## Activity
A faithful, word-for-word copy of the records is required, and it must contain no pictures.

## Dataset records
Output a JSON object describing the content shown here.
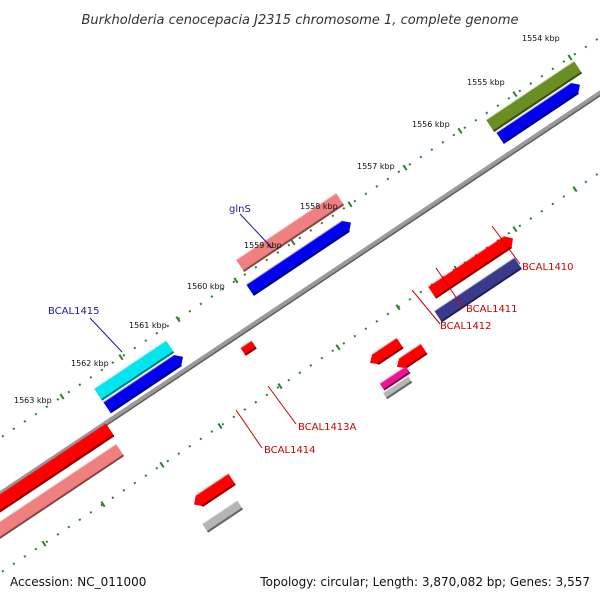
{
  "title": "Burkholderia cenocepacia J2315 chromosome 1, complete genome",
  "accession": "Accession: NC_011000",
  "summary": "Topology: circular; Length: 3,870,082 bp; Genes: 3,557",
  "colors": {
    "backbone": "#888888",
    "tick": "#2e7d32",
    "forward_label": "#1a1aa0",
    "reverse_label": "#cc0000",
    "cds": "#0000ee",
    "olive": "#6b8e23",
    "red": "#ff0000",
    "salmon": "#f08080",
    "cyan": "#00e5ee",
    "navy": "#3a3a8c",
    "magenta": "#ee1493",
    "gray": "#b5b5b5"
  },
  "scale_labels": [
    "1554 kbp",
    "1555 kbp",
    "1556 kbp",
    "1557 kbp",
    "1558 kbp",
    "1559 kbp",
    "1560 kbp",
    "1561 kbp",
    "1562 kbp",
    "1563 kbp"
  ],
  "gene_labels": [
    {
      "text": "glnS",
      "strand": "forward"
    },
    {
      "text": "BCAL1415",
      "strand": "forward"
    },
    {
      "text": "BCAL1410",
      "strand": "reverse"
    },
    {
      "text": "BCAL1411",
      "strand": "reverse"
    },
    {
      "text": "BCAL1412",
      "strand": "reverse"
    },
    {
      "text": "BCAL1413A",
      "strand": "reverse"
    },
    {
      "text": "BCAL1414",
      "strand": "reverse"
    }
  ]
}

## Output of the exercise
Output a JSON object describing the content shown here.
{
  "title": "Burkholderia cenocepacia J2315 chromosome 1, complete genome",
  "accession": "Accession: NC_011000",
  "summary": "Topology: circular; Length: 3,870,082 bp; Genes: 3,557",
  "colors": {
    "backbone": "#888888",
    "tick": "#2e7d32",
    "forward_label": "#1a1aa0",
    "reverse_label": "#cc0000",
    "cds": "#0000ee",
    "olive": "#6b8e23",
    "red": "#ff0000",
    "salmon": "#f08080",
    "cyan": "#00e5ee",
    "navy": "#3a3a8c",
    "magenta": "#ee1493",
    "gray": "#b5b5b5"
  },
  "scale_labels": [
    "1554 kbp",
    "1555 kbp",
    "1556 kbp",
    "1557 kbp",
    "1558 kbp",
    "1559 kbp",
    "1560 kbp",
    "1561 kbp",
    "1562 kbp",
    "1563 kbp"
  ],
  "gene_labels": [
    {
      "text": "glnS",
      "strand": "forward"
    },
    {
      "text": "BCAL1415",
      "strand": "forward"
    },
    {
      "text": "BCAL1410",
      "strand": "reverse"
    },
    {
      "text": "BCAL1411",
      "strand": "reverse"
    },
    {
      "text": "BCAL1412",
      "strand": "reverse"
    },
    {
      "text": "BCAL1413A",
      "strand": "reverse"
    },
    {
      "text": "BCAL1414",
      "strand": "reverse"
    }
  ]
}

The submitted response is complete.